>> START

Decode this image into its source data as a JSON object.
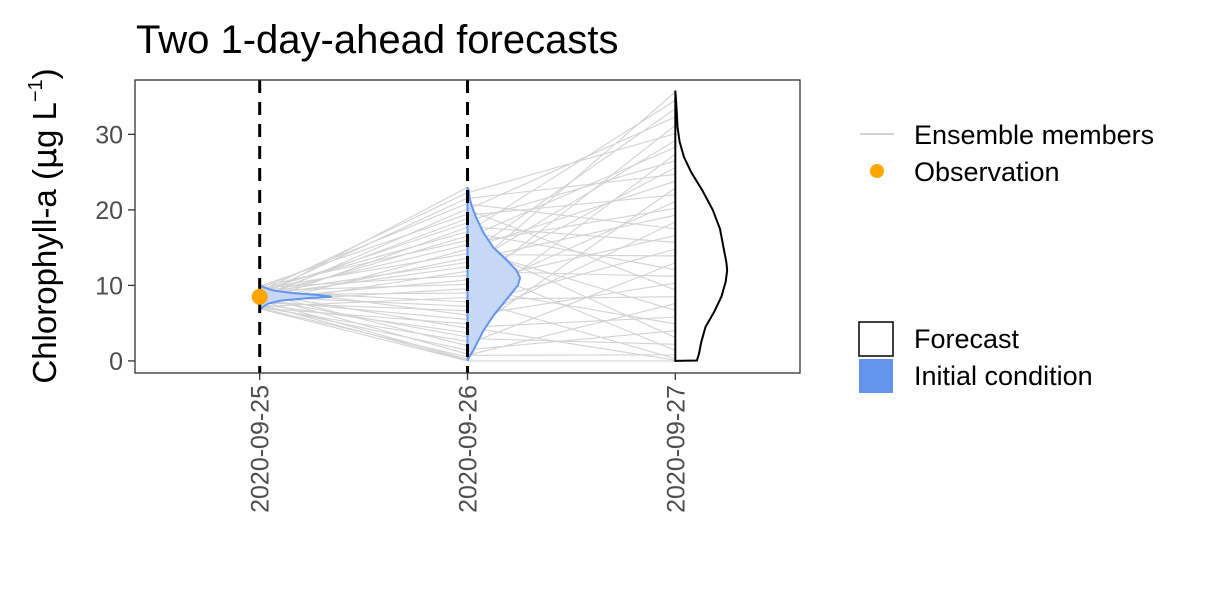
{
  "chart_data": {
    "type": "line",
    "title": "Two 1-day-ahead forecasts",
    "ylabel_main": "Chlorophyll-a (",
    "ylabel_mu": "μ",
    "ylabel_rest": "g L",
    "ylabel_sup": "−1",
    "ylabel_close": ")",
    "x_dates": [
      "2020-09-25",
      "2020-09-26",
      "2020-09-27"
    ],
    "x_tick_labels": [
      "2020-09-25",
      "2020-09-26",
      "2020-09-27"
    ],
    "xlim_days": [
      -0.6,
      2.6
    ],
    "y_ticks": [
      0,
      10,
      20,
      30
    ],
    "y_tick_labels": [
      "0",
      "10",
      "20",
      "30"
    ],
    "ylim": [
      -1.6,
      37.2
    ],
    "forecast_dates": [
      "2020-09-25",
      "2020-09-26"
    ],
    "grid": false,
    "observation": {
      "x": "2020-09-25",
      "y": 8.5
    },
    "initial_condition_density": [
      [
        6.8,
        0.0
      ],
      [
        7.2,
        0.05
      ],
      [
        7.6,
        0.12
      ],
      [
        8.0,
        0.3
      ],
      [
        8.3,
        0.65
      ],
      [
        8.5,
        1.0
      ],
      [
        8.7,
        0.85
      ],
      [
        9.0,
        0.45
      ],
      [
        9.3,
        0.2
      ],
      [
        9.7,
        0.07
      ],
      [
        10.0,
        0.0
      ]
    ],
    "forecast1_density": [
      [
        0.0,
        0.0
      ],
      [
        0.5,
        0.02
      ],
      [
        1.2,
        0.07
      ],
      [
        2.5,
        0.14
      ],
      [
        4.0,
        0.22
      ],
      [
        6.0,
        0.36
      ],
      [
        8.0,
        0.53
      ],
      [
        10.0,
        0.7
      ],
      [
        11.0,
        0.73
      ],
      [
        12.0,
        0.68
      ],
      [
        13.5,
        0.53
      ],
      [
        15.0,
        0.36
      ],
      [
        17.0,
        0.22
      ],
      [
        19.0,
        0.12
      ],
      [
        20.5,
        0.06
      ],
      [
        21.5,
        0.03
      ],
      [
        22.5,
        0.02
      ],
      [
        23.0,
        0.0
      ]
    ],
    "forecast2_density": [
      [
        0.0,
        0.0
      ],
      [
        0.05,
        0.3
      ],
      [
        1.0,
        0.33
      ],
      [
        2.5,
        0.36
      ],
      [
        4.5,
        0.42
      ],
      [
        6.5,
        0.54
      ],
      [
        8.5,
        0.64
      ],
      [
        10.5,
        0.7
      ],
      [
        12.0,
        0.72
      ],
      [
        13.0,
        0.71
      ],
      [
        15.0,
        0.67
      ],
      [
        17.5,
        0.62
      ],
      [
        20.0,
        0.52
      ],
      [
        22.5,
        0.38
      ],
      [
        25.0,
        0.22
      ],
      [
        27.0,
        0.12
      ],
      [
        29.0,
        0.06
      ],
      [
        31.0,
        0.03
      ],
      [
        33.0,
        0.02
      ],
      [
        34.5,
        0.01
      ],
      [
        35.8,
        0.0
      ]
    ],
    "ensemble_members": [
      {
        "start": 8.5,
        "end": 35.6
      },
      {
        "start": 9.2,
        "end": 34.5
      },
      {
        "start": 8.8,
        "end": 33.4
      },
      {
        "start": 9.6,
        "end": 32.3
      },
      {
        "start": 8.2,
        "end": 31.2
      },
      {
        "start": 9.9,
        "end": 30.1
      },
      {
        "start": 8.6,
        "end": 29.2
      },
      {
        "start": 9.1,
        "end": 28.3
      },
      {
        "start": 7.8,
        "end": 27.4
      },
      {
        "start": 9.4,
        "end": 26.5
      },
      {
        "start": 8.4,
        "end": 25.6
      },
      {
        "start": 9.8,
        "end": 24.7
      },
      {
        "start": 8.9,
        "end": 23.8
      },
      {
        "start": 7.4,
        "end": 22.9
      },
      {
        "start": 9.5,
        "end": 22.0
      },
      {
        "start": 8.1,
        "end": 21.1
      },
      {
        "start": 9.0,
        "end": 20.2
      },
      {
        "start": 8.7,
        "end": 19.3
      },
      {
        "start": 7.6,
        "end": 18.4
      },
      {
        "start": 9.7,
        "end": 17.5
      },
      {
        "start": 8.3,
        "end": 16.6
      },
      {
        "start": 9.3,
        "end": 15.7
      },
      {
        "start": 7.9,
        "end": 14.8
      },
      {
        "start": 8.8,
        "end": 13.9
      },
      {
        "start": 7.2,
        "end": 13.0
      },
      {
        "start": 9.2,
        "end": 12.1
      },
      {
        "start": 8.5,
        "end": 11.2
      },
      {
        "start": 7.7,
        "end": 10.3
      },
      {
        "start": 9.6,
        "end": 9.4
      },
      {
        "start": 8.0,
        "end": 8.5
      },
      {
        "start": 7.0,
        "end": 7.6
      },
      {
        "start": 8.9,
        "end": 6.7
      },
      {
        "start": 7.5,
        "end": 5.8
      },
      {
        "start": 8.2,
        "end": 4.9
      },
      {
        "start": 7.1,
        "end": 4.0
      },
      {
        "start": 9.0,
        "end": 3.1
      },
      {
        "start": 7.3,
        "end": 2.2
      },
      {
        "start": 8.6,
        "end": 1.4
      },
      {
        "start": 7.0,
        "end": 0.8
      },
      {
        "start": 8.0,
        "end": 0.3
      },
      {
        "start": 7.5,
        "end": 0.1
      },
      {
        "start": 6.9,
        "end": 0.0
      }
    ],
    "legend": {
      "ensemble_label": "Ensemble members",
      "observation_label": "Observation",
      "forecast_label": "Forecast",
      "initial_condition_label": "Initial condition"
    },
    "colors": {
      "ensemble": "#d3d3d3",
      "observation": "#ffa500",
      "initial_condition_fill": "#c6d8f6",
      "initial_condition_line": "#6495ed",
      "initial_condition_key": "#6495ed",
      "forecast_line": "#000000",
      "panel_border": "#333333"
    }
  }
}
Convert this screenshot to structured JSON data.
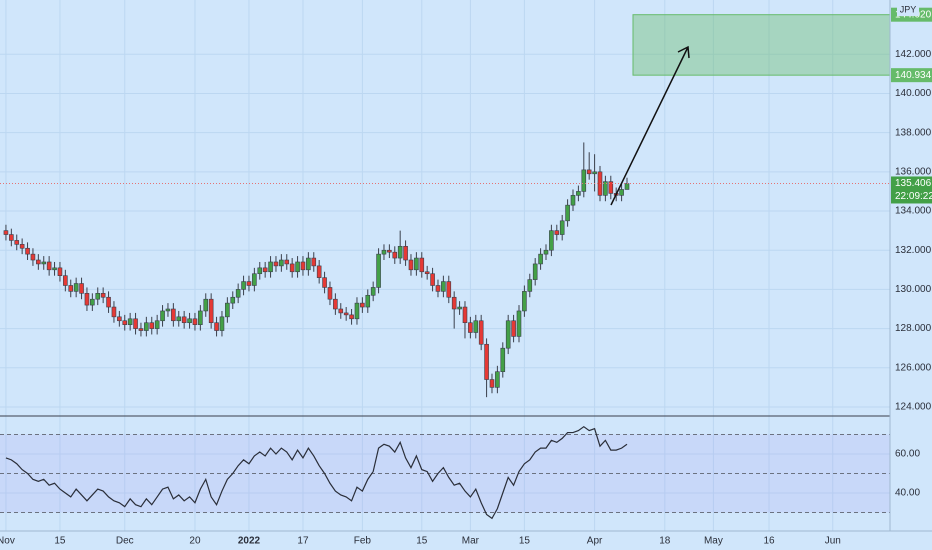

>> END

== Short task ==
Quote the material in full and exactly; do not carry over its pictures.

== Final answer ==
Decode this image into its source data as a JSON object.
{
  "chart_data": {
    "type": "line",
    "title": "Two 1-day-ahead forecasts",
    "ylabel_main": "Chlorophyll-a (",
    "ylabel_mu": "μ",
    "ylabel_rest": "g L",
    "ylabel_sup": "−1",
    "ylabel_close": ")",
    "x_dates": [
      "2020-09-25",
      "2020-09-26",
      "2020-09-27"
    ],
    "x_tick_labels": [
      "2020-09-25",
      "2020-09-26",
      "2020-09-27"
    ],
    "xlim_days": [
      -0.6,
      2.6
    ],
    "y_ticks": [
      0,
      10,
      20,
      30
    ],
    "y_tick_labels": [
      "0",
      "10",
      "20",
      "30"
    ],
    "ylim": [
      -1.6,
      37.2
    ],
    "forecast_dates": [
      "2020-09-25",
      "2020-09-26"
    ],
    "grid": false,
    "observation": {
      "x": "2020-09-25",
      "y": 8.5
    },
    "initial_condition_density": [
      [
        6.8,
        0.0
      ],
      [
        7.2,
        0.05
      ],
      [
        7.6,
        0.12
      ],
      [
        8.0,
        0.3
      ],
      [
        8.3,
        0.65
      ],
      [
        8.5,
        1.0
      ],
      [
        8.7,
        0.85
      ],
      [
        9.0,
        0.45
      ],
      [
        9.3,
        0.2
      ],
      [
        9.7,
        0.07
      ],
      [
        10.0,
        0.0
      ]
    ],
    "forecast1_density": [
      [
        0.0,
        0.0
      ],
      [
        0.5,
        0.02
      ],
      [
        1.2,
        0.07
      ],
      [
        2.5,
        0.14
      ],
      [
        4.0,
        0.22
      ],
      [
        6.0,
        0.36
      ],
      [
        8.0,
        0.53
      ],
      [
        10.0,
        0.7
      ],
      [
        11.0,
        0.73
      ],
      [
        12.0,
        0.68
      ],
      [
        13.5,
        0.53
      ],
      [
        15.0,
        0.36
      ],
      [
        17.0,
        0.22
      ],
      [
        19.0,
        0.12
      ],
      [
        20.5,
        0.06
      ],
      [
        21.5,
        0.03
      ],
      [
        22.5,
        0.02
      ],
      [
        23.0,
        0.0
      ]
    ],
    "forecast2_density": [
      [
        0.0,
        0.0
      ],
      [
        0.05,
        0.3
      ],
      [
        1.0,
        0.33
      ],
      [
        2.5,
        0.36
      ],
      [
        4.5,
        0.42
      ],
      [
        6.5,
        0.54
      ],
      [
        8.5,
        0.64
      ],
      [
        10.5,
        0.7
      ],
      [
        12.0,
        0.72
      ],
      [
        13.0,
        0.71
      ],
      [
        15.0,
        0.67
      ],
      [
        17.5,
        0.62
      ],
      [
        20.0,
        0.52
      ],
      [
        22.5,
        0.38
      ],
      [
        25.0,
        0.22
      ],
      [
        27.0,
        0.12
      ],
      [
        29.0,
        0.06
      ],
      [
        31.0,
        0.03
      ],
      [
        33.0,
        0.02
      ],
      [
        34.5,
        0.01
      ],
      [
        35.8,
        0.0
      ]
    ],
    "ensemble_members": [
      {
        "start": 8.5,
        "end": 35.6
      },
      {
        "start": 9.2,
        "end": 34.5
      },
      {
        "start": 8.8,
        "end": 33.4
      },
      {
        "start": 9.6,
        "end": 32.3
      },
      {
        "start": 8.2,
        "end": 31.2
      },
      {
        "start": 9.9,
        "end": 30.1
      },
      {
        "start": 8.6,
        "end": 29.2
      },
      {
        "start": 9.1,
        "end": 28.3
      },
      {
        "start": 7.8,
        "end": 27.4
      },
      {
        "start": 9.4,
        "end": 26.5
      },
      {
        "start": 8.4,
        "end": 25.6
      },
      {
        "start": 9.8,
        "end": 24.7
      },
      {
        "start": 8.9,
        "end": 23.8
      },
      {
        "start": 7.4,
        "end": 22.9
      },
      {
        "start": 9.5,
        "end": 22.0
      },
      {
        "start": 8.1,
        "end": 21.1
      },
      {
        "start": 9.0,
        "end": 20.2
      },
      {
        "start": 8.7,
        "end": 19.3
      },
      {
        "start": 7.6,
        "end": 18.4
      },
      {
        "start": 9.7,
        "end": 17.5
      },
      {
        "start": 8.3,
        "end": 16.6
      },
      {
        "start": 9.3,
        "end": 15.7
      },
      {
        "start": 7.9,
        "end": 14.8
      },
      {
        "start": 8.8,
        "end": 13.9
      },
      {
        "start": 7.2,
        "end": 13.0
      },
      {
        "start": 9.2,
        "end": 12.1
      },
      {
        "start": 8.5,
        "end": 11.2
      },
      {
        "start": 7.7,
        "end": 10.3
      },
      {
        "start": 9.6,
        "end": 9.4
      },
      {
        "start": 8.0,
        "end": 8.5
      },
      {
        "start": 7.0,
        "end": 7.6
      },
      {
        "start": 8.9,
        "end": 6.7
      },
      {
        "start": 7.5,
        "end": 5.8
      },
      {
        "start": 8.2,
        "end": 4.9
      },
      {
        "start": 7.1,
        "end": 4.0
      },
      {
        "start": 9.0,
        "end": 3.1
      },
      {
        "start": 7.3,
        "end": 2.2
      },
      {
        "start": 8.6,
        "end": 1.4
      },
      {
        "start": 7.0,
        "end": 0.8
      },
      {
        "start": 8.0,
        "end": 0.3
      },
      {
        "start": 7.5,
        "end": 0.1
      },
      {
        "start": 6.9,
        "end": 0.0
      }
    ],
    "legend": {
      "ensemble_label": "Ensemble members",
      "observation_label": "Observation",
      "forecast_label": "Forecast",
      "initial_condition_label": "Initial condition"
    },
    "colors": {
      "ensemble": "#d3d3d3",
      "observation": "#ffa500",
      "initial_condition_fill": "#c6d8f6",
      "initial_condition_line": "#6495ed",
      "initial_condition_key": "#6495ed",
      "forecast_line": "#000000",
      "panel_border": "#333333"
    }
  }
}
Convert this screenshot to structured JSON data.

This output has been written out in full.